> [Written exercise]:
Transcribe all records exactly.

[Dataset items]
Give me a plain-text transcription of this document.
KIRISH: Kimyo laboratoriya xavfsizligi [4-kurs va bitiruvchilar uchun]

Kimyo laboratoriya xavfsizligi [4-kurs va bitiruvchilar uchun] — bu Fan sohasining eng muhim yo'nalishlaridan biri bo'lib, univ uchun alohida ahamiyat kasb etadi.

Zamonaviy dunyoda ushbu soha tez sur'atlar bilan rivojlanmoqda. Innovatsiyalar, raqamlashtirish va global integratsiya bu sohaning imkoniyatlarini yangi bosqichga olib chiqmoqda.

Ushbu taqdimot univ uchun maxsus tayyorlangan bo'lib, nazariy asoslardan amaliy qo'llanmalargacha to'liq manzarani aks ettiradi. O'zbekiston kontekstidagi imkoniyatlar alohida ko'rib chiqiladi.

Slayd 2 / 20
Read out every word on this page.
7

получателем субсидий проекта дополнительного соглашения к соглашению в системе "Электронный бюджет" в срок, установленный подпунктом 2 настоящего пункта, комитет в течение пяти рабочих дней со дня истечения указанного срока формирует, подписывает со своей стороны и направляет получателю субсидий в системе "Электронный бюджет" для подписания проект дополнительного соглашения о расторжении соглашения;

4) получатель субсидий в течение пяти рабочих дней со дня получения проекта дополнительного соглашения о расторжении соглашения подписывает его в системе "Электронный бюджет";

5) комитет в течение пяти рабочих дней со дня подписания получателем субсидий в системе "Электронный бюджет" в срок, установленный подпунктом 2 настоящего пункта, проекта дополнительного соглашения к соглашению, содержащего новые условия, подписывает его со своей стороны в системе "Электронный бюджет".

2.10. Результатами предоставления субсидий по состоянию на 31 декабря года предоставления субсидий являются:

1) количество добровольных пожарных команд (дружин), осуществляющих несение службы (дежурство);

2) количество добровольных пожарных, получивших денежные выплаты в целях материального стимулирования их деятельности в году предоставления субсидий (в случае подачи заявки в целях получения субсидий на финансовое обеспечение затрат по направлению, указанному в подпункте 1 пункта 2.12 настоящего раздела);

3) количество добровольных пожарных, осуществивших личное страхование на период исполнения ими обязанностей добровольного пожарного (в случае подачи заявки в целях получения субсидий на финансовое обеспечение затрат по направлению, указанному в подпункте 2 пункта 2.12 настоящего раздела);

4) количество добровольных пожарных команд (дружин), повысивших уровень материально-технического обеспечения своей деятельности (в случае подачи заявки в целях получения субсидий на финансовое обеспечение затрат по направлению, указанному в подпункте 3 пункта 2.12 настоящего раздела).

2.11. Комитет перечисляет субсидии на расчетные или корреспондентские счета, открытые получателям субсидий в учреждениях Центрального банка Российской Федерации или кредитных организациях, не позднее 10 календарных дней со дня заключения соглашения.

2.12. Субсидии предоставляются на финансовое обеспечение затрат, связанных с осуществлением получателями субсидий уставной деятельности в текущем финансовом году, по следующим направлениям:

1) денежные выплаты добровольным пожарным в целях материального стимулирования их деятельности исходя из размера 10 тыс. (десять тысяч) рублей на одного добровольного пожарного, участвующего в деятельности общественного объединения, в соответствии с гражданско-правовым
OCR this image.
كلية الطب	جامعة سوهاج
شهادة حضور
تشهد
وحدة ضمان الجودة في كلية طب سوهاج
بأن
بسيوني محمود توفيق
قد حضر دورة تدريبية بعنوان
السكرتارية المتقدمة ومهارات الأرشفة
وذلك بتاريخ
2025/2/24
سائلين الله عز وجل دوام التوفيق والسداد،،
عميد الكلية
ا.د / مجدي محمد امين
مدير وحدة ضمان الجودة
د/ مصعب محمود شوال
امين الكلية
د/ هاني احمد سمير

> [Solution to the problem]:
Give me a plain-text transcription of this document.
KIRISH: Kimyo laboratoriya xavfsizligi [4-kurs va bitiruvchilar uchun]

Kimyo laboratoriya xavfsizligi [4-kurs va bitiruvchilar uchun] — bu Fan sohasining eng muhim yo'nalishlaridan biri bo'lib, univ uchun alohida ahamiyat kasb etadi.

Zamonaviy dunyoda ushbu soha tez sur'atlar bilan rivojlanmoqda. Innovatsiyalar, raqamlashtirish va global integratsiya bu sohaning imkoniyatlarini yangi bosqichga olib chiqmoqda.

Ushbu taqdimot univ uchun maxsus tayyorlangan bo'lib, nazariy asoslardan amaliy qo'llanmalargacha to'liq manzarani aks ettiradi. O'zbekiston kontekstidagi imkoniyatlar alohida ko'rib chiqiladi.

Slayd 2 / 20
Read out every word on this page.
7

получателем субсидий проекта дополнительного соглашения к соглашению в системе "Электронный бюджет" в срок, установленный подпунктом 2 настоящего пункта, комитет в течение пяти рабочих дней со дня истечения указанного срока формирует, подписывает со своей стороны и направляет получателю субсидий в системе "Электронный бюджет" для подписания проект дополнительного соглашения о расторжении соглашения;

4) получатель субсидий в течение пяти рабочих дней со дня получения проекта дополнительного соглашения о расторжении соглашения подписывает его в системе "Электронный бюджет";

5) комитет в течение пяти рабочих дней со дня подписания получателем субсидий в системе "Электронный бюджет" в срок, установленный подпунктом 2 настоящего пункта, проекта дополнительного соглашения к соглашению, содержащего новые условия, подписывает его со своей стороны в системе "Электронный бюджет".

2.10. Результатами предоставления субсидий по состоянию на 31 декабря года предоставления субсидий являются:

1) количество добровольных пожарных команд (дружин), осуществляющих несение службы (дежурство);

2) количество добровольных пожарных, получивших денежные выплаты в целях материального стимулирования их деятельности в году предоставления субсидий (в случае подачи заявки в целях получения субсидий на финансовое обеспечение затрат по направлению, указанному в подпункте 1 пункта 2.12 настоящего раздела);

3) количество добровольных пожарных, осуществивших личное страхование на период исполнения ими обязанностей добровольного пожарного (в случае подачи заявки в целях получения субсидий на финансовое обеспечение затрат по направлению, указанному в подпункте 2 пункта 2.12 настоящего раздела);

4) количество добровольных пожарных команд (дружин), повысивших уровень материально-технического обеспечения своей деятельности (в случае подачи заявки в целях получения субсидий на финансовое обеспечение затрат по направлению, указанному в подпункте 3 пункта 2.12 настоящего раздела).

2.11. Комитет перечисляет субсидии на расчетные или корреспондентские счета, открытые получателям субсидий в учреждениях Центрального банка Российской Федерации или кредитных организациях, не позднее 10 календарных дней со дня заключения соглашения.

2.12. Субсидии предоставляются на финансовое обеспечение затрат, связанных с осуществлением получателями субсидий уставной деятельности в текущем финансовом году, по следующим направлениям:

1) денежные выплаты добровольным пожарным в целях материального стимулирования их деятельности исходя из размера 10 тыс. (десять тысяч) рублей на одного добровольного пожарного, участвующего в деятельности общественного объединения, в соответствии с гражданско-правовым
OCR this image.
كلية الطب	جامعة سوهاج
شهادة حضور
تشهد
وحدة ضمان الجودة في كلية طب سوهاج
بأن
بسيوني محمود توفيق
قد حضر دورة تدريبية بعنوان
السكرتارية المتقدمة ومهارات الأرشفة
وذلك بتاريخ
2025/2/24
سائلين الله عز وجل دوام التوفيق والسداد،،
عميد الكلية
ا.د / مجدي محمد امين
مدير وحدة ضمان الجودة
د/ مصعب محمود شوال
امين الكلية
د/ هاني احمد سمير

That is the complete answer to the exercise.